Render every line of the material as a Markdown table with the columns No. and Line, giving each line its own numbered row and leaving out blank lines.

>> Start SUPPLIED MATERIAL

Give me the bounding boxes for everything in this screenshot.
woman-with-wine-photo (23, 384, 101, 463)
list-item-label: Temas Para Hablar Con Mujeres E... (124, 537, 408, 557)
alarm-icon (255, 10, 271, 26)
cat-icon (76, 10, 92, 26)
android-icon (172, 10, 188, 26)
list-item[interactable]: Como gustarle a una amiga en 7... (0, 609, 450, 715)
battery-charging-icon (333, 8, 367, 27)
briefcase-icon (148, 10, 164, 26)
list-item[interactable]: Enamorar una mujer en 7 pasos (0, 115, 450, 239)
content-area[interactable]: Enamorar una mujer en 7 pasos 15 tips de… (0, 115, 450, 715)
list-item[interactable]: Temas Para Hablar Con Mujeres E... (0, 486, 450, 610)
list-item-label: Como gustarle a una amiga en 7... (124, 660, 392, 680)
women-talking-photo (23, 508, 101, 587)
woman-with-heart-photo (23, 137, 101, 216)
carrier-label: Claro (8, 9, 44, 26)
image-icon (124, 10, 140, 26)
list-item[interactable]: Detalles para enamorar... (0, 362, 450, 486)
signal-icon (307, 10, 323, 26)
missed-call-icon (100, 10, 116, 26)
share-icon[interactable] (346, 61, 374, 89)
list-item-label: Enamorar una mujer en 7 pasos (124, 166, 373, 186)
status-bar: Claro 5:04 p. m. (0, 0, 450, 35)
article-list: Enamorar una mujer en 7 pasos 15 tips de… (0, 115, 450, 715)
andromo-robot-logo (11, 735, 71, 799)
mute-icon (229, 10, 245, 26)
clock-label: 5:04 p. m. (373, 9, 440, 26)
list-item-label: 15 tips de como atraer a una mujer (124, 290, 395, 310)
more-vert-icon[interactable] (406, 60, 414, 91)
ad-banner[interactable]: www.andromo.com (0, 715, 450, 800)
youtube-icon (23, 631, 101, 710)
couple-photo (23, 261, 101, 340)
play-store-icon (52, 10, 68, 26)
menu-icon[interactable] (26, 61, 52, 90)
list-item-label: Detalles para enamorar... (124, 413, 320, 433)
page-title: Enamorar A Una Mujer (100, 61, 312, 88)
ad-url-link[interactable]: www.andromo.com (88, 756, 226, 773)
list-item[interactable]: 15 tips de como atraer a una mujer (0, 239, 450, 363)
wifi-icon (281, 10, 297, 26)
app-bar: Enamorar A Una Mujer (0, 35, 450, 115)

>> End SUPPLIED MATERIAL

* FINAL RESULT
| No. | Line |
|---|---|
| 1 | Give me the bounding boxes for everything in this screenshot. |
| 2 | woman-with-wine-photo (23, 384, 101, 463) |
| 3 | list-item-label: Temas Para Hablar Con Mujeres E... (124, 537, 408, 557) |
| 4 | alarm-icon (255, 10, 271, 26) |
| 5 | cat-icon (76, 10, 92, 26) |
| 6 | android-icon (172, 10, 188, 26) |
| 7 | list-item[interactable]: Como gustarle a una amiga en 7... (0, 609, 450, 715) |
| 8 | battery-charging-icon (333, 8, 367, 27) |
| 9 | briefcase-icon (148, 10, 164, 26) |
| 10 | list-item[interactable]: Enamorar una mujer en 7 pasos (0, 115, 450, 239) |
| 11 | content-area[interactable]: Enamorar una mujer en 7 pasos 15 tips de… (0, 115, 450, 715) |
| 12 | list-item[interactable]: Temas Para Hablar Con Mujeres E... (0, 486, 450, 610) |
| 13 | list-item-label: Como gustarle a una amiga en 7... (124, 660, 392, 680) |
| 14 | women-talking-photo (23, 508, 101, 587) |
| 15 | woman-with-heart-photo (23, 137, 101, 216) |
| 16 | carrier-label: Claro (8, 9, 44, 26) |
| 17 | image-icon (124, 10, 140, 26) |
| 18 | list-item[interactable]: Detalles para enamorar... (0, 362, 450, 486) |
| 19 | signal-icon (307, 10, 323, 26) |
| 20 | missed-call-icon (100, 10, 116, 26) |
| 21 | share-icon[interactable] (346, 61, 374, 89) |
| 22 | list-item-label: Enamorar una mujer en 7 pasos (124, 166, 373, 186) |
| 23 | status-bar: Claro 5:04 p. m. (0, 0, 450, 35) |
| 24 | article-list: Enamorar una mujer en 7 pasos 15 tips de… (0, 115, 450, 715) |
| 25 | andromo-robot-logo (11, 735, 71, 799) |
| 26 | mute-icon (229, 10, 245, 26) |
| 27 | clock-label: 5:04 p. m. (373, 9, 440, 26) |
| 28 | list-item-label: 15 tips de como atraer a una mujer (124, 290, 395, 310) |
| 29 | more-vert-icon[interactable] (406, 60, 414, 91) |
| 30 | ad-banner[interactable]: www.andromo.com (0, 715, 450, 800) |
| 31 | youtube-icon (23, 631, 101, 710) |
| 32 | couple-photo (23, 261, 101, 340) |
| 33 | play-store-icon (52, 10, 68, 26) |
| 34 | menu-icon[interactable] (26, 61, 52, 90) |
| 35 | list-item-label: Detalles para enamorar... (124, 413, 320, 433) |
| 36 | page-title: Enamorar A Una Mujer (100, 61, 312, 88) |
| 37 | ad-url-link[interactable]: www.andromo.com (88, 756, 226, 773) |
| 38 | list-item[interactable]: 15 tips de como atraer a una mujer (0, 239, 450, 363) |
| 39 | wifi-icon (281, 10, 297, 26) |
| 40 | app-bar: Enamorar A Una Mujer (0, 35, 450, 115) |